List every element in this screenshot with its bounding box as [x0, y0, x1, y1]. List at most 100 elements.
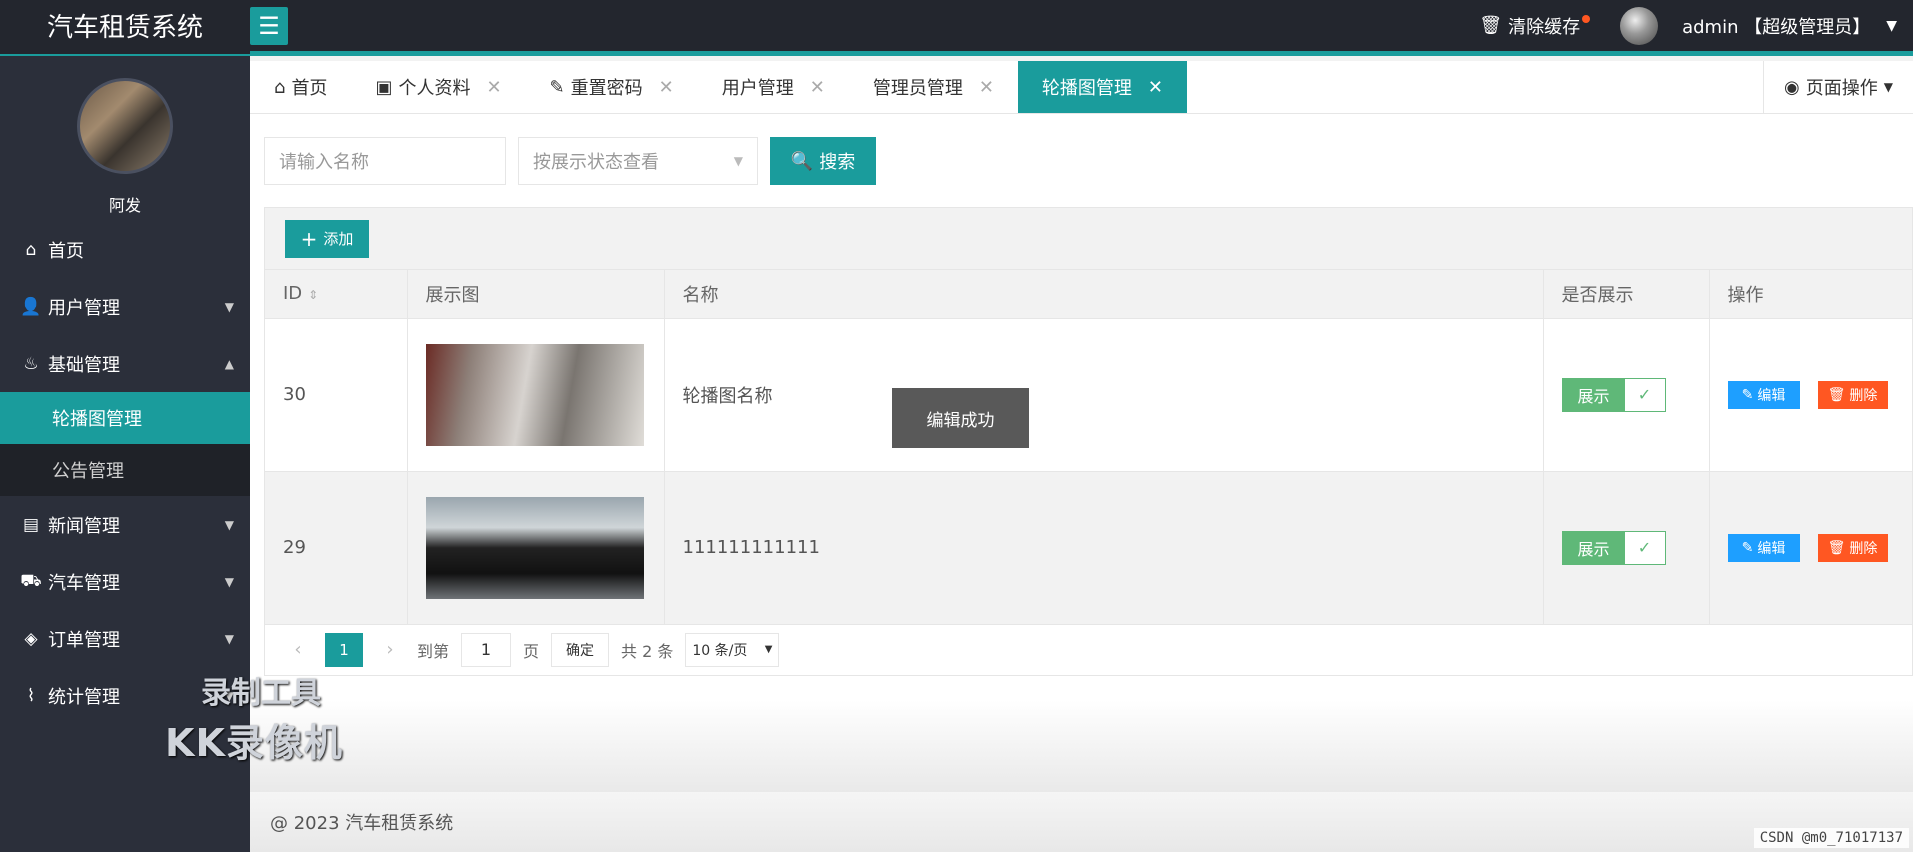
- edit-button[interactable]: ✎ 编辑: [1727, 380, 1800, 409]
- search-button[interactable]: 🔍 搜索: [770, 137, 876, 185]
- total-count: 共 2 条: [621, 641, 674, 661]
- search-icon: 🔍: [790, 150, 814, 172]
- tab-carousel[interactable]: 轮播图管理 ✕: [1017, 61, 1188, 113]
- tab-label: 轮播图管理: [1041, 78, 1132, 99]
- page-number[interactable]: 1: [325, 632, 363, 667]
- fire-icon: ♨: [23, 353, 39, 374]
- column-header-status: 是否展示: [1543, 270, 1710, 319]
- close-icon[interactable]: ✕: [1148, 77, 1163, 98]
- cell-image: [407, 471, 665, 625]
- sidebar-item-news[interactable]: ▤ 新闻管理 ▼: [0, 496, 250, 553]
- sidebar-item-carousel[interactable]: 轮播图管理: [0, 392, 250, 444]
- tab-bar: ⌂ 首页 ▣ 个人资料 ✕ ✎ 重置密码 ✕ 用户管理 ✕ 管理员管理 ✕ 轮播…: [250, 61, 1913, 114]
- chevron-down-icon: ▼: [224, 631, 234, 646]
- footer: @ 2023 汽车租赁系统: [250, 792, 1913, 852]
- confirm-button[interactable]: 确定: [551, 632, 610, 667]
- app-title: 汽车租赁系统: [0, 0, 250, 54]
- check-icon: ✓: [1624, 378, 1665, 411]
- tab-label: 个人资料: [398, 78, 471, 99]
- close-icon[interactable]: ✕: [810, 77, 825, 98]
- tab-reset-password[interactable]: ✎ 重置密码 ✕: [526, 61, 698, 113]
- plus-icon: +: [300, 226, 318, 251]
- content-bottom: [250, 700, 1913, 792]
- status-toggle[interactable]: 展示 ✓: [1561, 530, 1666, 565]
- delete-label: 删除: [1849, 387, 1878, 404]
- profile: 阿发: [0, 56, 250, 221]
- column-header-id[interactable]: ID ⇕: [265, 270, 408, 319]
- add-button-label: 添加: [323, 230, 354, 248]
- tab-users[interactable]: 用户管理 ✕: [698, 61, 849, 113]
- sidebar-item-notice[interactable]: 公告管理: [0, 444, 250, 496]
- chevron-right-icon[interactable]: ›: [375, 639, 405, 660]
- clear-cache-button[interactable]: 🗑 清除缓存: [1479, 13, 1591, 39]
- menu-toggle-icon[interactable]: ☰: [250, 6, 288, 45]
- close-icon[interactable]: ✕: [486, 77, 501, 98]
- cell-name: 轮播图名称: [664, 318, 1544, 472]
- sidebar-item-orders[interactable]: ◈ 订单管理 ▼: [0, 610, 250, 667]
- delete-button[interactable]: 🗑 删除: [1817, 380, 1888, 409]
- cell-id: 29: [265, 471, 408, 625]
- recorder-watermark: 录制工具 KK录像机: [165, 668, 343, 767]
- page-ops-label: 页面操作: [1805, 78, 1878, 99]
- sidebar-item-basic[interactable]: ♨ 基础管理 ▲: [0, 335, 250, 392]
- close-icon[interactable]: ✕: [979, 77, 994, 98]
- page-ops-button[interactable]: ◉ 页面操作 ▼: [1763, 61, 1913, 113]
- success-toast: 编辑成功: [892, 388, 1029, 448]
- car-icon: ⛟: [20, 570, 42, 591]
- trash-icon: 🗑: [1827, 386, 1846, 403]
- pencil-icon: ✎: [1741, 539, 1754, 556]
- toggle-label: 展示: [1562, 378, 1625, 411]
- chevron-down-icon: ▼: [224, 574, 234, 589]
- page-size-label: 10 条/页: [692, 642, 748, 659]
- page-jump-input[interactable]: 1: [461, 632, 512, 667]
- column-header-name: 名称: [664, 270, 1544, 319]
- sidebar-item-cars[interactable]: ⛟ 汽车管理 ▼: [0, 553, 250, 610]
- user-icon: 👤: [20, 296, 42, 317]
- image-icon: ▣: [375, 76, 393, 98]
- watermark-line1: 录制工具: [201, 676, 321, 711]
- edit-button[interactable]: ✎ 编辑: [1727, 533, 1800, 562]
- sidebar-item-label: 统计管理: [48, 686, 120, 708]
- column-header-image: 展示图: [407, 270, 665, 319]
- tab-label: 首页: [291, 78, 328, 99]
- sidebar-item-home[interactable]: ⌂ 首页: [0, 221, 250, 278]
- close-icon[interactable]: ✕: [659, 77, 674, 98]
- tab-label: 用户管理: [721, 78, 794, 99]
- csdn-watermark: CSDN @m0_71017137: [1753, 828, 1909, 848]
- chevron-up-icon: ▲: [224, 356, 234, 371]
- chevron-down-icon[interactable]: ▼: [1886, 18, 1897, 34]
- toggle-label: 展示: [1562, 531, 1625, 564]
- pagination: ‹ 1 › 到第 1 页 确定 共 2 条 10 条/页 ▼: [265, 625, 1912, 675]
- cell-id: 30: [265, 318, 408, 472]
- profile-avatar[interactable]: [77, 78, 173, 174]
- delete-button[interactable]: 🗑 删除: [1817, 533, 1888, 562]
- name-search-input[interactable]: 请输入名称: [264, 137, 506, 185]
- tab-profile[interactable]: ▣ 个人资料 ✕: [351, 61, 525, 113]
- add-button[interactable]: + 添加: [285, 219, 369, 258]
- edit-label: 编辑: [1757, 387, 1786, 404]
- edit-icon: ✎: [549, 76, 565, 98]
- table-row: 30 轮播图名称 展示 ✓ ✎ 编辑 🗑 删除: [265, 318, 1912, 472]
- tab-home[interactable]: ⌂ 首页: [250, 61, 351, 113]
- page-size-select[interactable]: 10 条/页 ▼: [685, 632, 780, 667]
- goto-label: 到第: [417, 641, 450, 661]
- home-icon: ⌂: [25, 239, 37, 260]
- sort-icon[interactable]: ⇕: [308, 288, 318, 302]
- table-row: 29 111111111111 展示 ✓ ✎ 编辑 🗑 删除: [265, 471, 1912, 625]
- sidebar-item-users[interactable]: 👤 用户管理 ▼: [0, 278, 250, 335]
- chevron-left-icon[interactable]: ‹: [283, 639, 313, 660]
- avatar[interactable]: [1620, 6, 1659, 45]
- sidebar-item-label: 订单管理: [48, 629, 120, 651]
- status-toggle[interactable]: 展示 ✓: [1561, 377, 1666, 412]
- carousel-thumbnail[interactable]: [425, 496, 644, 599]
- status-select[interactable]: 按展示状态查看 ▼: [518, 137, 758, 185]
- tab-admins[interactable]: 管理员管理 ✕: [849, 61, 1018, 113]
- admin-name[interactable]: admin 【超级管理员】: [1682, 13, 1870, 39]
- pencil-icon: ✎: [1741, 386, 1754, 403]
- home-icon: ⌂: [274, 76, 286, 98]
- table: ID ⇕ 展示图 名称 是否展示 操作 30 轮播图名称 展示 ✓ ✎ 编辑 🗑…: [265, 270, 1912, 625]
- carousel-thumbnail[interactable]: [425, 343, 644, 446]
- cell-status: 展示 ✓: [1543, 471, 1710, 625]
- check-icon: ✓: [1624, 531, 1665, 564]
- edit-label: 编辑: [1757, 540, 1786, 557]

:::

→ SET TASK
Copy the lines above word for word, from the line with "- edit-button[interactable]: ✎ 编辑: [1727, 380, 1800, 409]" up to and including the line with "- tab-label: 轮播图管理: [1041, 78, 1132, 99]".

→ WRITTEN SOLUTION
- edit-button[interactable]: ✎ 编辑: [1727, 380, 1800, 409]
- search-button[interactable]: 🔍 搜索: [770, 137, 876, 185]
- total-count: 共 2 条: [621, 641, 674, 661]
- search-icon: 🔍: [790, 150, 814, 172]
- tab-carousel[interactable]: 轮播图管理 ✕: [1017, 61, 1188, 113]
- tab-label: 轮播图管理: [1041, 78, 1132, 99]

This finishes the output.